题链:
http://www.lydsy.com/JudgeOnline/problem.php?id=2002
题解:
LCT
如果把弹跳的起点和终点连一条边,弹出去的与n+1号点连边,
则不难发现,整个图形成了一颗树,
同时需要支持树的修改(拆分,合并)和询问点的深度(该点到根的链上的点的个数),
所以LCT可以很轻松的解决本题。
代码:
#include<cstdio>
#include<cstring>
#include<iostream>
#include<cstdlib>
#define MAXN 200050
using namespace std;
int N,M,next[MAXN];
struct LCT{
int ch[MAXN][2],fa[MAXN],rev[MAXN],size[MAXN];
bool Which(int x){return ch[fa[x]][1]==x;}
void Reverse(int x){swap(ch[x][0],ch[x][1]);rev[x]^=1;}
bool Isroot(int x){return ch[fa[x]][0]!=x&&ch[fa[x]][1]!=x;}
void Pushup(int x){size[x]=size[ch[x][0]]+size[ch[x][1]]+1;}
void Pushdown(int x){
if(!Isroot(x)) Pushdown(fa[x]);
if(rev[x]) Reverse(ch[x][0]),Reverse(ch[x][1]),rev[x]^=1;
}
void Rotate(int x){
static int y,z,l1,l2;
y=fa[x]; z=fa[y];
l1=Which(y); l2=Which(x); fa[x]=z;
if(!Isroot(y)) ch[z][l1]=x;
fa[y]=x; fa[ch[x][l2^1]]=y;
ch[y][l2]=ch[x][l2^1]; ch[x][l2^1]=y;
Pushup(y);
}
void Splay(int x){
static int y; Pushdown(x);
for(;y=fa[x],!Isroot(x);Rotate(x)) if(!Isroot(y))

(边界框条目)
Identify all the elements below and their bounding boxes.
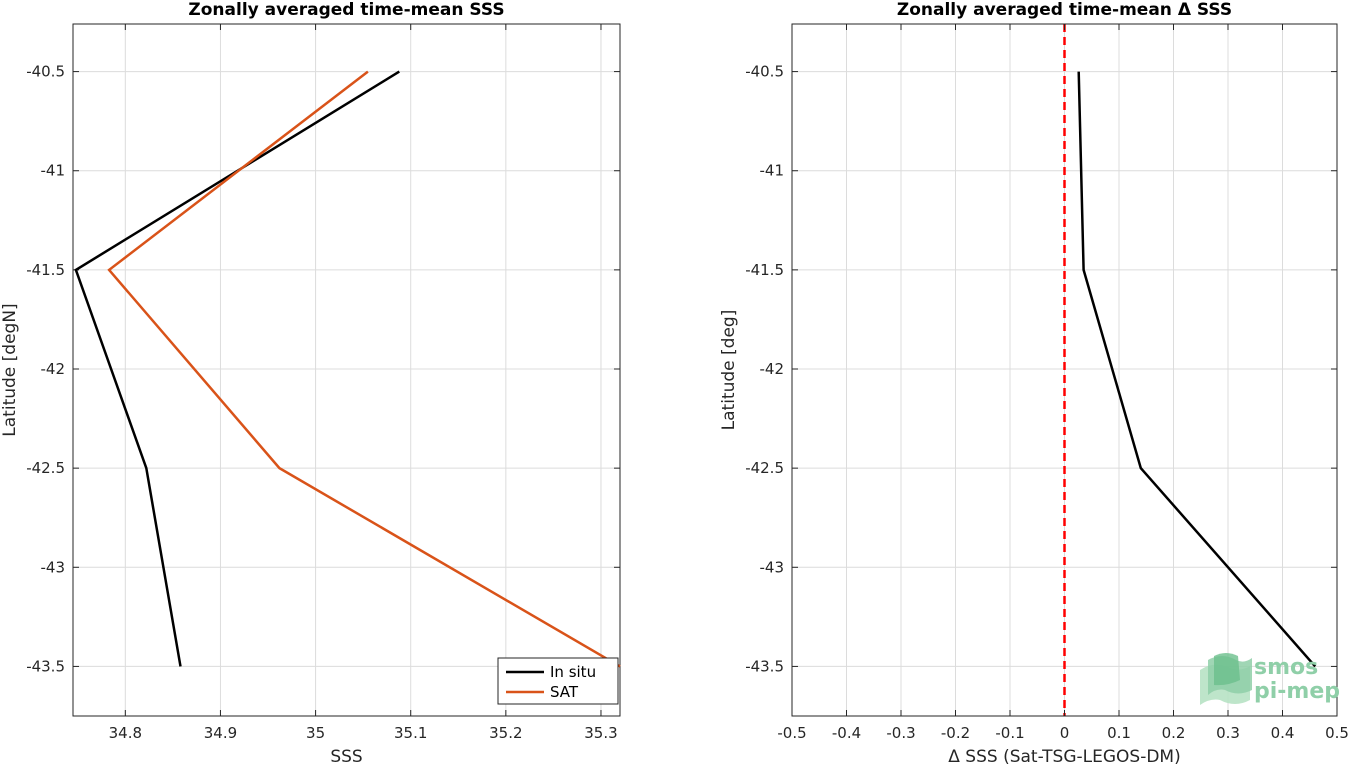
y-tick-label: -41.5 [745,261,784,279]
y-tick-label: -43 [760,558,785,576]
smos-pi-mep-logo: smos pi-mep [1200,653,1340,705]
logo-text-line2: pi-mep [1254,679,1340,704]
x-tick-label: -0.2 [941,724,970,742]
right-chart-panel: -0.5 -0.4 -0.3 -0.2 -0.1 0 0.1 0.2 0.3 0.4 0.5 -40.… [719,0,1349,765]
x-tick-label: 0.1 [1107,724,1131,742]
x-tick-label: 0.3 [1216,724,1240,742]
y-tick-label: -42.5 [745,459,784,477]
y-tick-label: -42 [41,360,66,378]
series-line-1 [107,70,621,668]
x-axis-label: SSS [330,747,362,765]
x-tick-label: 0.4 [1271,724,1295,742]
y-axis-label: Latitude [degN] [0,303,20,436]
y-tick-label: -40.5 [745,63,784,81]
x-axis-label: Δ SSS (Sat-TSG-LEGOS-DM) [948,747,1180,765]
legend-box [497,657,619,705]
y-tick-label: -43.5 [745,657,784,675]
legend-label-1: SAT [550,683,579,701]
y-tick-label: -40.5 [26,63,65,81]
left-chart-panel: 34.8 34.9 35 35.1 35.2 35.3 -40.5 -41 -41.5 -42 -4… [0,0,621,765]
x-tick-label: -0.3 [886,724,915,742]
y-tick-label: -42 [760,360,785,378]
chart-title: Zonally averaged time-mean Δ SSS [897,0,1232,20]
x-tick-label: 0 [1060,724,1070,742]
x-tick-label: 35.2 [489,724,522,742]
x-tick-label: 34.9 [204,724,237,742]
y-tick-label: -41.5 [26,261,65,279]
logo-text-line1: smos [1254,655,1318,680]
y-tick-label: -41 [760,162,785,180]
series-line-0 [1077,71,1317,668]
y-tick-label: -41 [41,162,66,180]
y-tick-label: -42.5 [26,459,65,477]
y-tick-label: -43 [41,558,66,576]
x-tick-label: 34.8 [109,724,142,742]
x-tick-label: 0.2 [1162,724,1186,742]
x-tick-label: 35.1 [394,724,427,742]
plot-frame [72,23,621,717]
logo-wave-icon [1200,653,1252,705]
x-tick-label: 35.3 [584,724,617,742]
y-tick-label: -43.5 [26,657,65,675]
x-tick-label: 0.5 [1325,724,1349,742]
chart-title: Zonally averaged time-mean SSS [188,0,504,20]
legend-label-0: In situ [550,663,596,681]
y-axis-label: Latitude [deg] [719,310,739,431]
x-tick-label: -0.4 [832,724,861,742]
x-tick-label: 35 [306,724,325,742]
x-tick-label: -0.1 [995,724,1024,742]
x-tick-label: -0.5 [777,724,806,742]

- 待完成任务 -
A – 判断以下三个说法是否与所给摘录相符,每项回答“是”或“否”,并原样引用摘录中起决定作用的文字:(i) 弹出去的点与 n+1 号点连边;(ii) 本题用线段树解决;(iii) 代码把 MAXN 定义为 200050。
B – 用两句话概括这篇关于弹跳问题的题解。

- 参考答案 -
A –
(i) 是。“弹出去的与n+1号点连边”
(ii) 否。“所以LCT可以很轻松的解决本题”
(iii) 是。“#define MAXN 200050”

B – 把每次弹跳的起点和终点连一条边,弹出去的点与 n+1 号点连边,整个图就形成一棵树。由于需要支持树的拆分、合并以及询问点的深度,题解用 LCT 解决本题,并附上了代码。